◆ Given task ◆
Count, in the entries, the lines with "vehicles". Answer with the number only.
☆ ☆ ☆
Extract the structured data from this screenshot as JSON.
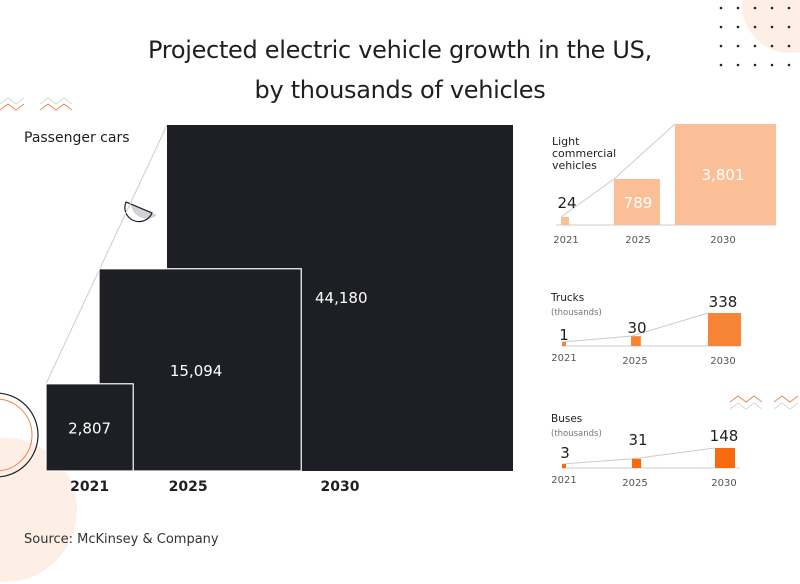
{
  "title": {
    "line1": "Projected electric vehicle growth in the US,",
    "line2": "by thousands of vehicles"
  },
  "source": "Source: McKinsey & Company",
  "colors": {
    "passenger": "#1e1f24",
    "lcv": "#fbbf98",
    "trucks": "#f88535",
    "buses": "#f76b0e",
    "baseline": "#e6e6e6",
    "connector": "#cccccc",
    "deco_peach": "#fdeee6",
    "deco_orange": "#e8884c"
  },
  "chart_data": [
    {
      "type": "bar",
      "encoding": "area-squares",
      "title": "Passenger cars",
      "categories": [
        "2021",
        "2025",
        "2030"
      ],
      "values": [
        2807,
        15094,
        44180
      ],
      "labels": [
        "2,807",
        "15,094",
        "44,180"
      ],
      "unit": "thousands of vehicles"
    },
    {
      "type": "bar",
      "encoding": "area-squares",
      "title": "Light commercial vehicles",
      "title_lines": [
        "Light",
        "commercial",
        "vehicles"
      ],
      "categories": [
        "2021",
        "2025",
        "2030"
      ],
      "values": [
        24,
        789,
        3801
      ],
      "labels": [
        "24",
        "789",
        "3,801"
      ],
      "unit": "thousands of vehicles"
    },
    {
      "type": "bar",
      "encoding": "area-squares",
      "title": "Trucks",
      "subtitle": "(thousands)",
      "categories": [
        "2021",
        "2025",
        "2030"
      ],
      "values": [
        1,
        30,
        338
      ],
      "labels": [
        "1",
        "30",
        "338"
      ],
      "unit": "thousands"
    },
    {
      "type": "bar",
      "encoding": "area-squares",
      "title": "Buses",
      "subtitle": "(thousands)",
      "categories": [
        "2021",
        "2025",
        "2030"
      ],
      "values": [
        3,
        31,
        148
      ],
      "labels": [
        "3",
        "31",
        "148"
      ],
      "unit": "thousands"
    }
  ]
}
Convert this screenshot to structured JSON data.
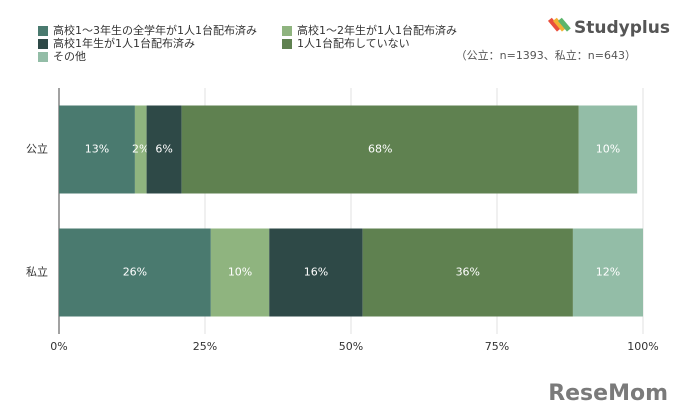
{
  "chart_data": {
    "type": "stacked-bar-horizontal",
    "note": "（公立：n=1393、私立：n=643）",
    "brand": "Studyplus",
    "watermark": "ReseMom",
    "categories": [
      "公立",
      "私立"
    ],
    "series": [
      {
        "name": "高校1〜3年生の全学年が1人1台配布済み",
        "color": "#4a7a6f",
        "values": [
          13,
          26
        ],
        "value_labels": [
          "13%",
          "26%"
        ]
      },
      {
        "name": "高校1〜2年生が1人1台配布済み",
        "color": "#8fb47f",
        "values": [
          2,
          10
        ],
        "value_labels": [
          "2%",
          "10%"
        ]
      },
      {
        "name": "高校1年生が1人1台配布済み",
        "color": "#2e4947",
        "values": [
          6,
          16
        ],
        "value_labels": [
          "6%",
          "16%"
        ]
      },
      {
        "name": "1人1台配布していない",
        "color": "#5f8150",
        "values": [
          68,
          36
        ],
        "value_labels": [
          "68%",
          "36%"
        ]
      },
      {
        "name": "その他",
        "color": "#93bda7",
        "values": [
          10,
          12
        ],
        "value_labels": [
          "10%",
          "12%"
        ]
      }
    ],
    "xlim": [
      0,
      100
    ],
    "xticks": [
      {
        "value": 0,
        "label": "0%"
      },
      {
        "value": 25,
        "label": "25%"
      },
      {
        "value": 50,
        "label": "50%"
      },
      {
        "value": 75,
        "label": "75%"
      },
      {
        "value": 100,
        "label": "100%"
      }
    ],
    "grid": true
  }
}
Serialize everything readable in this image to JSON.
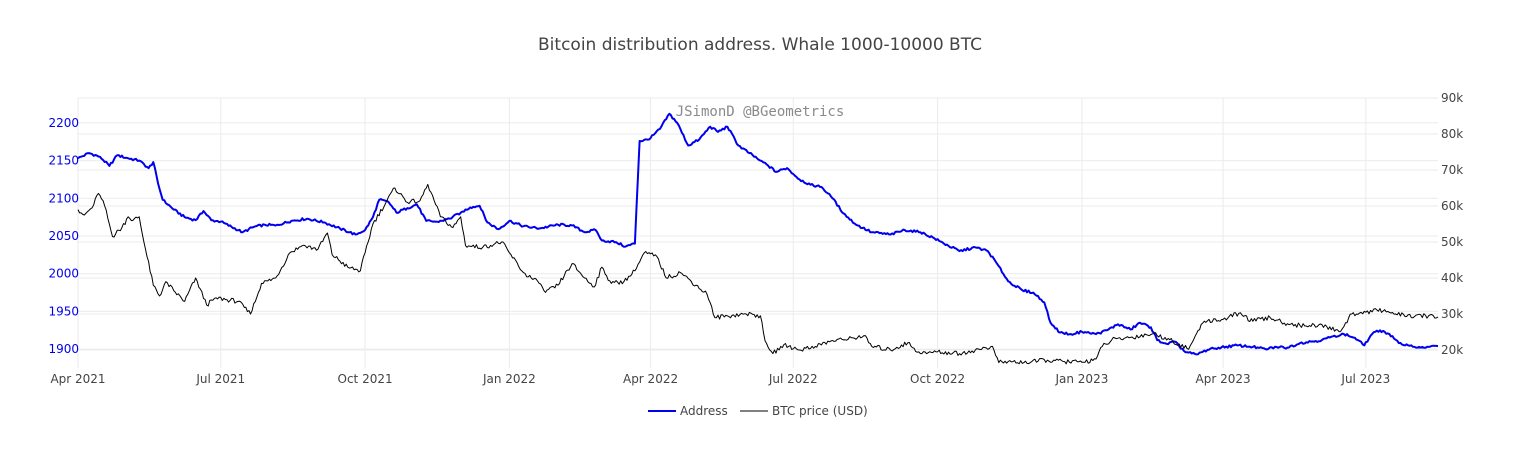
{
  "chart_data": {
    "type": "line",
    "title": "Bitcoin distribution address. Whale 1000-10000 BTC",
    "watermark": "JSimonD @BGeometrics",
    "x_ticks": [
      "Apr 2021",
      "Jul 2021",
      "Oct 2021",
      "Jan 2022",
      "Apr 2022",
      "Jul 2022",
      "Oct 2022",
      "Jan 2023",
      "Apr 2023",
      "Jul 2023"
    ],
    "x_range": [
      "2021-04-01",
      "2023-08-16"
    ],
    "y_left": {
      "ticks": [
        "1900",
        "1950",
        "2000",
        "2050",
        "2100",
        "2150",
        "2200"
      ],
      "range": [
        1875,
        2233
      ],
      "color": "#0000ee"
    },
    "y_right": {
      "ticks": [
        "20k",
        "30k",
        "40k",
        "50k",
        "60k",
        "70k",
        "80k",
        "90k"
      ],
      "range": [
        15000,
        90000
      ]
    },
    "grid": true,
    "legend_position": "bottom-center",
    "series": [
      {
        "name": "Address",
        "color": "#0000ee",
        "axis": "left",
        "points": [
          [
            "2021-04-01",
            2153
          ],
          [
            "2021-04-08",
            2160
          ],
          [
            "2021-04-15",
            2155
          ],
          [
            "2021-04-21",
            2143
          ],
          [
            "2021-04-26",
            2157
          ],
          [
            "2021-05-03",
            2153
          ],
          [
            "2021-05-10",
            2150
          ],
          [
            "2021-05-16",
            2140
          ],
          [
            "2021-05-19",
            2148
          ],
          [
            "2021-05-22",
            2120
          ],
          [
            "2021-05-25",
            2098
          ],
          [
            "2021-06-01",
            2085
          ],
          [
            "2021-06-08",
            2075
          ],
          [
            "2021-06-15",
            2071
          ],
          [
            "2021-06-20",
            2083
          ],
          [
            "2021-06-25",
            2071
          ],
          [
            "2021-07-01",
            2069
          ],
          [
            "2021-07-08",
            2062
          ],
          [
            "2021-07-15",
            2055
          ],
          [
            "2021-07-22",
            2062
          ],
          [
            "2021-07-29",
            2065
          ],
          [
            "2021-08-05",
            2064
          ],
          [
            "2021-08-15",
            2070
          ],
          [
            "2021-08-25",
            2073
          ],
          [
            "2021-09-05",
            2068
          ],
          [
            "2021-09-15",
            2060
          ],
          [
            "2021-09-25",
            2052
          ],
          [
            "2021-10-01",
            2058
          ],
          [
            "2021-10-06",
            2075
          ],
          [
            "2021-10-10",
            2098
          ],
          [
            "2021-10-16",
            2095
          ],
          [
            "2021-10-21",
            2081
          ],
          [
            "2021-10-28",
            2087
          ],
          [
            "2021-11-03",
            2092
          ],
          [
            "2021-11-09",
            2070
          ],
          [
            "2021-11-16",
            2069
          ],
          [
            "2021-11-24",
            2073
          ],
          [
            "2021-12-01",
            2081
          ],
          [
            "2021-12-07",
            2088
          ],
          [
            "2021-12-13",
            2090
          ],
          [
            "2021-12-18",
            2068
          ],
          [
            "2021-12-25",
            2059
          ],
          [
            "2022-01-01",
            2070
          ],
          [
            "2022-01-10",
            2063
          ],
          [
            "2022-01-20",
            2060
          ],
          [
            "2022-02-01",
            2065
          ],
          [
            "2022-02-10",
            2064
          ],
          [
            "2022-02-18",
            2055
          ],
          [
            "2022-02-25",
            2058
          ],
          [
            "2022-03-01",
            2044
          ],
          [
            "2022-03-10",
            2042
          ],
          [
            "2022-03-16",
            2036
          ],
          [
            "2022-03-22",
            2040
          ],
          [
            "2022-03-25",
            2176
          ],
          [
            "2022-03-31",
            2178
          ],
          [
            "2022-04-07",
            2192
          ],
          [
            "2022-04-13",
            2212
          ],
          [
            "2022-04-18",
            2200
          ],
          [
            "2022-04-25",
            2170
          ],
          [
            "2022-05-02",
            2178
          ],
          [
            "2022-05-09",
            2195
          ],
          [
            "2022-05-14",
            2188
          ],
          [
            "2022-05-20",
            2195
          ],
          [
            "2022-05-27",
            2170
          ],
          [
            "2022-06-03",
            2160
          ],
          [
            "2022-06-10",
            2150
          ],
          [
            "2022-06-14",
            2145
          ],
          [
            "2022-06-20",
            2135
          ],
          [
            "2022-06-27",
            2140
          ],
          [
            "2022-07-05",
            2125
          ],
          [
            "2022-07-12",
            2118
          ],
          [
            "2022-07-19",
            2115
          ],
          [
            "2022-07-26",
            2100
          ],
          [
            "2022-08-02",
            2080
          ],
          [
            "2022-08-10",
            2065
          ],
          [
            "2022-08-20",
            2055
          ],
          [
            "2022-09-01",
            2052
          ],
          [
            "2022-09-10",
            2058
          ],
          [
            "2022-09-20",
            2055
          ],
          [
            "2022-09-28",
            2048
          ],
          [
            "2022-10-05",
            2040
          ],
          [
            "2022-10-15",
            2030
          ],
          [
            "2022-10-25",
            2035
          ],
          [
            "2022-11-02",
            2030
          ],
          [
            "2022-11-09",
            2010
          ],
          [
            "2022-11-15",
            1990
          ],
          [
            "2022-11-24",
            1978
          ],
          [
            "2022-12-01",
            1975
          ],
          [
            "2022-12-08",
            1962
          ],
          [
            "2022-12-12",
            1935
          ],
          [
            "2022-12-18",
            1922
          ],
          [
            "2022-12-25",
            1920
          ],
          [
            "2023-01-01",
            1923
          ],
          [
            "2023-01-10",
            1920
          ],
          [
            "2023-01-17",
            1925
          ],
          [
            "2023-01-24",
            1933
          ],
          [
            "2023-02-01",
            1926
          ],
          [
            "2023-02-07",
            1935
          ],
          [
            "2023-02-14",
            1929
          ],
          [
            "2023-02-18",
            1912
          ],
          [
            "2023-02-24",
            1907
          ],
          [
            "2023-03-01",
            1910
          ],
          [
            "2023-03-08",
            1896
          ],
          [
            "2023-03-15",
            1893
          ],
          [
            "2023-03-22",
            1899
          ],
          [
            "2023-03-29",
            1902
          ],
          [
            "2023-04-10",
            1905
          ],
          [
            "2023-04-20",
            1903
          ],
          [
            "2023-04-28",
            1900
          ],
          [
            "2023-05-05",
            1903
          ],
          [
            "2023-05-12",
            1902
          ],
          [
            "2023-05-20",
            1908
          ],
          [
            "2023-05-27",
            1910
          ],
          [
            "2023-06-03",
            1912
          ],
          [
            "2023-06-10",
            1917
          ],
          [
            "2023-06-17",
            1920
          ],
          [
            "2023-06-24",
            1915
          ],
          [
            "2023-06-30",
            1905
          ],
          [
            "2023-07-05",
            1920
          ],
          [
            "2023-07-10",
            1925
          ],
          [
            "2023-07-16",
            1920
          ],
          [
            "2023-07-22",
            1908
          ],
          [
            "2023-07-28",
            1905
          ],
          [
            "2023-08-05",
            1902
          ],
          [
            "2023-08-10",
            1903
          ],
          [
            "2023-08-16",
            1904
          ]
        ]
      },
      {
        "name": "BTC price (USD)",
        "color": "#000000",
        "axis": "right",
        "points": [
          [
            "2021-04-01",
            59000
          ],
          [
            "2021-04-05",
            57500
          ],
          [
            "2021-04-10",
            59500
          ],
          [
            "2021-04-14",
            63500
          ],
          [
            "2021-04-18",
            60000
          ],
          [
            "2021-04-23",
            51500
          ],
          [
            "2021-04-29",
            54000
          ],
          [
            "2021-05-03",
            57000
          ],
          [
            "2021-05-06",
            56000
          ],
          [
            "2021-05-10",
            57000
          ],
          [
            "2021-05-13",
            50000
          ],
          [
            "2021-05-19",
            38000
          ],
          [
            "2021-05-23",
            35000
          ],
          [
            "2021-05-27",
            39000
          ],
          [
            "2021-06-01",
            36500
          ],
          [
            "2021-06-08",
            33500
          ],
          [
            "2021-06-15",
            40000
          ],
          [
            "2021-06-22",
            32500
          ],
          [
            "2021-06-28",
            34500
          ],
          [
            "2021-07-05",
            34000
          ],
          [
            "2021-07-12",
            33500
          ],
          [
            "2021-07-20",
            30000
          ],
          [
            "2021-07-27",
            38500
          ],
          [
            "2021-08-05",
            40000
          ],
          [
            "2021-08-14",
            47000
          ],
          [
            "2021-08-22",
            49000
          ],
          [
            "2021-09-01",
            48000
          ],
          [
            "2021-09-07",
            52500
          ],
          [
            "2021-09-10",
            46500
          ],
          [
            "2021-09-20",
            43000
          ],
          [
            "2021-09-28",
            42000
          ],
          [
            "2021-10-01",
            47000
          ],
          [
            "2021-10-06",
            55000
          ],
          [
            "2021-10-15",
            61500
          ],
          [
            "2021-10-20",
            65000
          ],
          [
            "2021-10-28",
            61000
          ],
          [
            "2021-11-05",
            61500
          ],
          [
            "2021-11-10",
            66000
          ],
          [
            "2021-11-18",
            57000
          ],
          [
            "2021-11-26",
            54000
          ],
          [
            "2021-12-01",
            57000
          ],
          [
            "2021-12-04",
            49000
          ],
          [
            "2021-12-15",
            48500
          ],
          [
            "2021-12-27",
            50000
          ],
          [
            "2022-01-01",
            47000
          ],
          [
            "2022-01-10",
            41500
          ],
          [
            "2022-01-20",
            38500
          ],
          [
            "2022-01-24",
            36000
          ],
          [
            "2022-02-01",
            38000
          ],
          [
            "2022-02-10",
            44000
          ],
          [
            "2022-02-18",
            40000
          ],
          [
            "2022-02-24",
            37500
          ],
          [
            "2022-03-01",
            43000
          ],
          [
            "2022-03-07",
            38500
          ],
          [
            "2022-03-15",
            39000
          ],
          [
            "2022-03-22",
            42000
          ],
          [
            "2022-03-28",
            47000
          ],
          [
            "2022-04-05",
            46000
          ],
          [
            "2022-04-11",
            40000
          ],
          [
            "2022-04-20",
            41500
          ],
          [
            "2022-04-30",
            38000
          ],
          [
            "2022-05-07",
            35500
          ],
          [
            "2022-05-12",
            29000
          ],
          [
            "2022-05-20",
            29500
          ],
          [
            "2022-06-01",
            30000
          ],
          [
            "2022-06-10",
            29500
          ],
          [
            "2022-06-13",
            22500
          ],
          [
            "2022-06-18",
            19000
          ],
          [
            "2022-06-25",
            21500
          ],
          [
            "2022-07-05",
            20000
          ],
          [
            "2022-07-15",
            21000
          ],
          [
            "2022-07-25",
            22500
          ],
          [
            "2022-08-05",
            23000
          ],
          [
            "2022-08-15",
            24000
          ],
          [
            "2022-08-20",
            21000
          ],
          [
            "2022-09-01",
            20000
          ],
          [
            "2022-09-12",
            22000
          ],
          [
            "2022-09-20",
            19000
          ],
          [
            "2022-10-01",
            19500
          ],
          [
            "2022-10-15",
            19000
          ],
          [
            "2022-10-25",
            20000
          ],
          [
            "2022-11-05",
            21000
          ],
          [
            "2022-11-09",
            16500
          ],
          [
            "2022-11-15",
            16800
          ],
          [
            "2022-11-25",
            16500
          ],
          [
            "2022-12-10",
            17200
          ],
          [
            "2022-12-20",
            16800
          ],
          [
            "2023-01-01",
            16600
          ],
          [
            "2023-01-10",
            17500
          ],
          [
            "2023-01-14",
            21000
          ],
          [
            "2023-01-20",
            22800
          ],
          [
            "2023-02-01",
            23500
          ],
          [
            "2023-02-15",
            24500
          ],
          [
            "2023-02-25",
            23200
          ],
          [
            "2023-03-10",
            20200
          ],
          [
            "2023-03-15",
            24500
          ],
          [
            "2023-03-20",
            28000
          ],
          [
            "2023-04-01",
            28500
          ],
          [
            "2023-04-11",
            30200
          ],
          [
            "2023-04-20",
            28000
          ],
          [
            "2023-05-01",
            29000
          ],
          [
            "2023-05-10",
            27500
          ],
          [
            "2023-05-20",
            26800
          ],
          [
            "2023-06-01",
            27000
          ],
          [
            "2023-06-15",
            25200
          ],
          [
            "2023-06-22",
            30000
          ],
          [
            "2023-07-01",
            30500
          ],
          [
            "2023-07-13",
            31200
          ],
          [
            "2023-07-20",
            30000
          ],
          [
            "2023-08-01",
            29300
          ],
          [
            "2023-08-10",
            29500
          ],
          [
            "2023-08-16",
            29200
          ]
        ]
      }
    ]
  }
}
☆ ☆ ☆
◆ Result for this task ◆
5